#### [Task goal]
Lift every line from the entries that includes the word "facilitator".

· · · · · · ·

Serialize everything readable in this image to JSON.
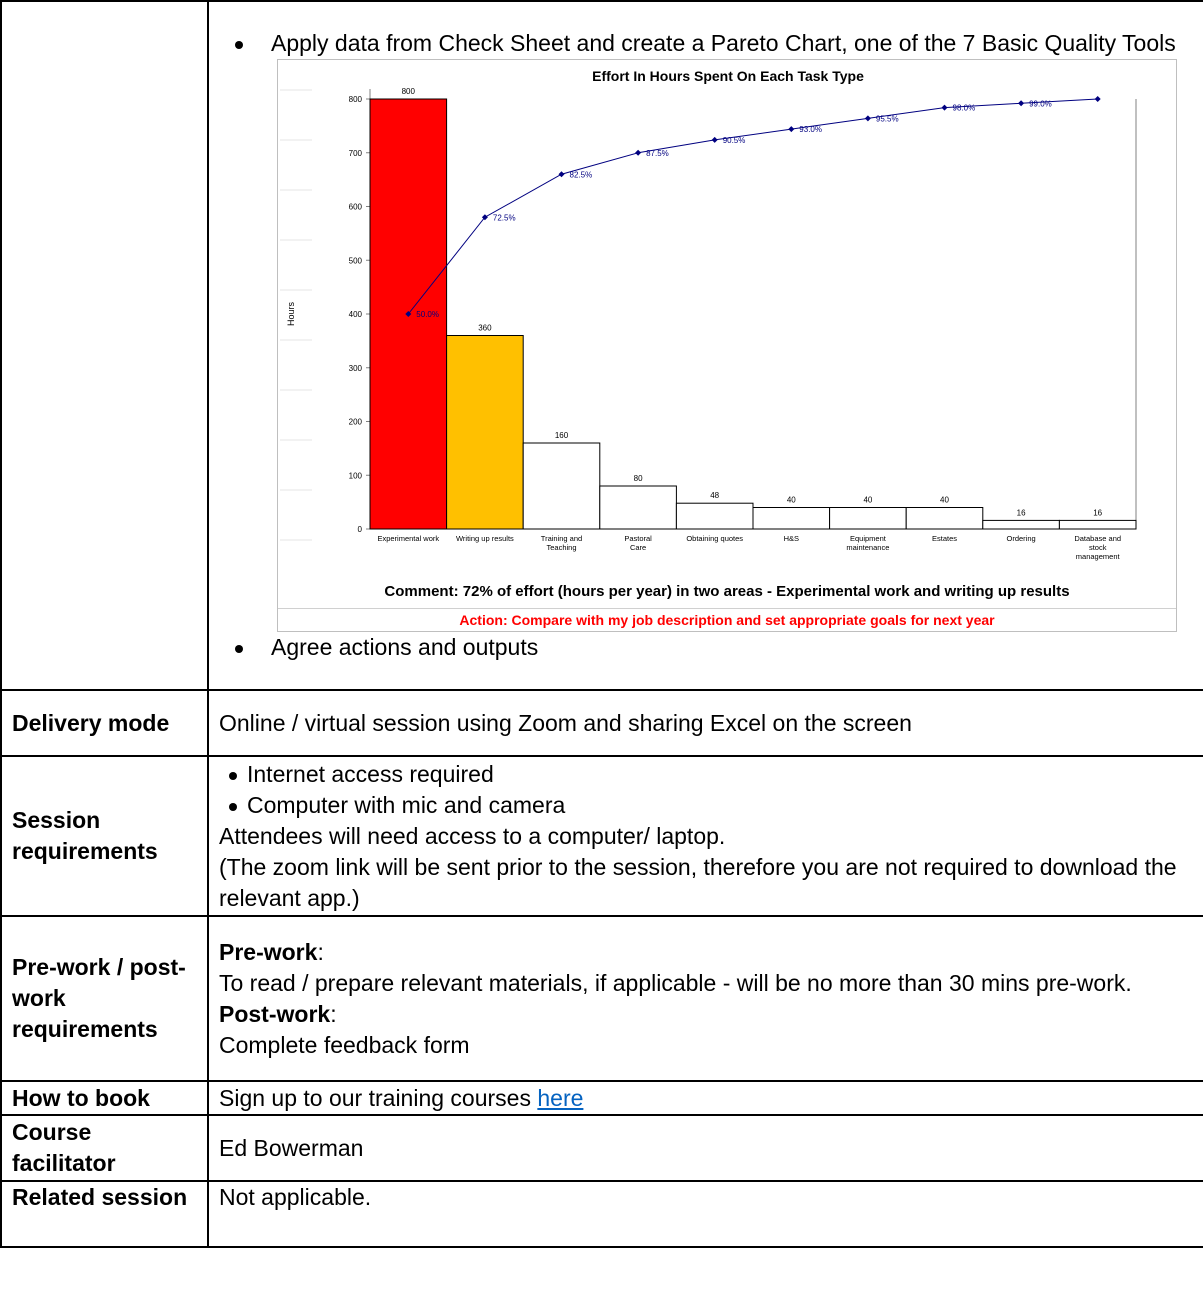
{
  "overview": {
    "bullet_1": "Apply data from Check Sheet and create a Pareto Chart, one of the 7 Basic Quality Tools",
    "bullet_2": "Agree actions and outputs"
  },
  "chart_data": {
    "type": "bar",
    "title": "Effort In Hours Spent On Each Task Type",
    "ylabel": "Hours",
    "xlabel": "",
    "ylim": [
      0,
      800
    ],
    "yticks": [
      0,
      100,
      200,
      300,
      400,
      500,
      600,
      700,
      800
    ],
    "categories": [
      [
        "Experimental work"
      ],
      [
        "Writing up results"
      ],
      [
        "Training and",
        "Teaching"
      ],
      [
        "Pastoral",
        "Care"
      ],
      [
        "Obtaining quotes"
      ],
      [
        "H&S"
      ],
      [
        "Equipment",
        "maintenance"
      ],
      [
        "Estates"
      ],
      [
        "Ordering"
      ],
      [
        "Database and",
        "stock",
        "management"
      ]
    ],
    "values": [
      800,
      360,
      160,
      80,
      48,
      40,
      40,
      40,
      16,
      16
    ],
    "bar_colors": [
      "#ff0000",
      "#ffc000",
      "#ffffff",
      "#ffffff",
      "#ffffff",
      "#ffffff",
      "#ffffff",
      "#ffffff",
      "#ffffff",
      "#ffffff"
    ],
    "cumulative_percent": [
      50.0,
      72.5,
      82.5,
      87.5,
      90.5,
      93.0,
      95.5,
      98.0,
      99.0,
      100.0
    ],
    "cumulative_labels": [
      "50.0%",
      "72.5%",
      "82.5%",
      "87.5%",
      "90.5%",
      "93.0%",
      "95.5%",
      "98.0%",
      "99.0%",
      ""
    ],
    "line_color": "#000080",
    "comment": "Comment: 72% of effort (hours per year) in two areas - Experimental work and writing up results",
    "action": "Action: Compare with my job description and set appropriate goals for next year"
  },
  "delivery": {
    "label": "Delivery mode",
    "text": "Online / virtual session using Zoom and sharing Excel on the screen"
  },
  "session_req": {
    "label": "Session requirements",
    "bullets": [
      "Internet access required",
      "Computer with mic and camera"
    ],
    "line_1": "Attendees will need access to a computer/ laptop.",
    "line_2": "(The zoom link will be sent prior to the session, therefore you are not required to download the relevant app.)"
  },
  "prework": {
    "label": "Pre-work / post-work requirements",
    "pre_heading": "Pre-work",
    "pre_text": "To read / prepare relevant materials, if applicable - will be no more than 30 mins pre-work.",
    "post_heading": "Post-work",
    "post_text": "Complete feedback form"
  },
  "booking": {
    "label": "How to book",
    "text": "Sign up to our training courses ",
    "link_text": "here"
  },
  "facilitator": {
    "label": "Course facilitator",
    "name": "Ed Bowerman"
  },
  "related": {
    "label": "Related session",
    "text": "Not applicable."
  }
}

· · · · · · ·

#### [Full answer]
  "facilitator": {
    "label": "Course facilitator",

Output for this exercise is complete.